- **Task statement**
Drop the pictures, then extract the listing word for word.
----- Information provided
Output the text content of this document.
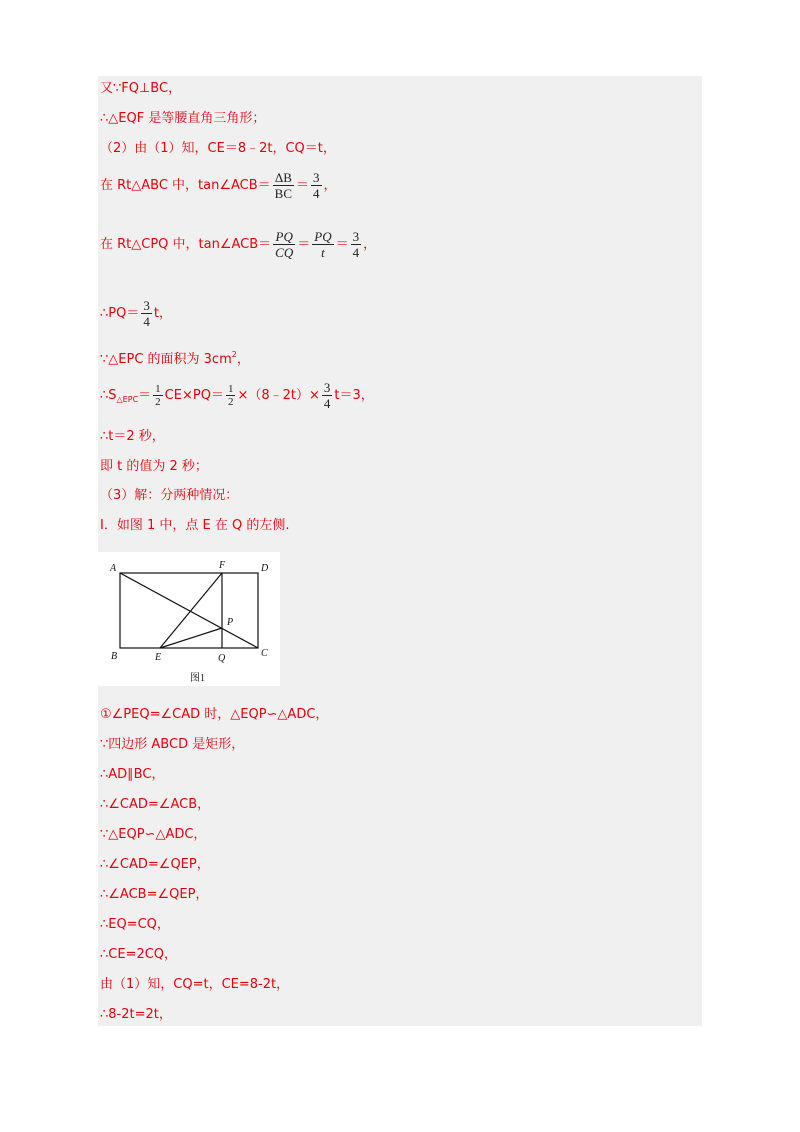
又∵FQ⊥BC，
∴△EQF 是等腰直角三角形；
（2）由（1）知，CE＝8﹣2t，CQ＝t，
在 Rt△ABC 中，tan∠ACB＝ $\frac{\Delta B}{BC} = \frac{3}{4}$ ，
在 Rt△CPQ 中，tan∠ACB＝ $\frac{PQ}{CQ} = \frac{PQ}{t} = \frac{3}{4}$ ，
∴PQ＝ $\frac{3}{4}$ t，
∵△EPC 的面积为 $3cm^2$，
$\therefore S_{\triangle EPC}= \frac{1}{2} CE\times PQ= \frac{1}{2}$ ×（8﹣2t）× $\frac{3}{4} t=3$，
∴t＝2 秒，
即 t 的值为 2 秒；
（3）解：分两种情况：
Ⅰ．如图 1 中，点 E 在 Q 的左侧.
A	F	D
P
B	E	Q	C
图1
①∠PEQ=∠CAD 时，△EQP∽△ADC，
∵四边形 ABCD 是矩形，
∴AD∥BC，
∴∠CAD=∠ACB，
∵△EQP∽△ADC，
∴∠CAD=∠QEP，
∴∠ACB=∠QEP，
∴EQ=CQ，
∴CE=2CQ，
由（1）知，CQ=t，CE=8-2t，
∴8-2t=2t，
----------
- **Completed exercise**
Output the text content of this document.
又∵FQ⊥BC，
∴△EQF 是等腰直角三角形；
（2）由（1）知，CE＝8﹣2t，CQ＝t，
在 Rt△ABC 中，tan∠ACB＝ $\frac{\Delta B}{BC} = \frac{3}{4}$ ，
在 Rt△CPQ 中，tan∠ACB＝ $\frac{PQ}{CQ} = \frac{PQ}{t} = \frac{3}{4}$ ，
∴PQ＝ $\frac{3}{4}$ t，
∵△EPC 的面积为 $3cm^2$，
$\therefore S_{\triangle EPC}= \frac{1}{2} CE\times PQ= \frac{1}{2}$ ×（8﹣2t）× $\frac{3}{4} t=3$，
∴t＝2 秒，
即 t 的值为 2 秒；
（3）解：分两种情况：
Ⅰ．如图 1 中，点 E 在 Q 的左侧.
A	F	D
P
B	E	Q	C
图1
①∠PEQ=∠CAD 时，△EQP∽△ADC，
∵四边形 ABCD 是矩形，
∴AD∥BC，
∴∠CAD=∠ACB，
∵△EQP∽△ADC，
∴∠CAD=∠QEP，
∴∠ACB=∠QEP，
∴EQ=CQ，
∴CE=2CQ，
由（1）知，CQ=t，CE=8-2t，
∴8-2t=2t，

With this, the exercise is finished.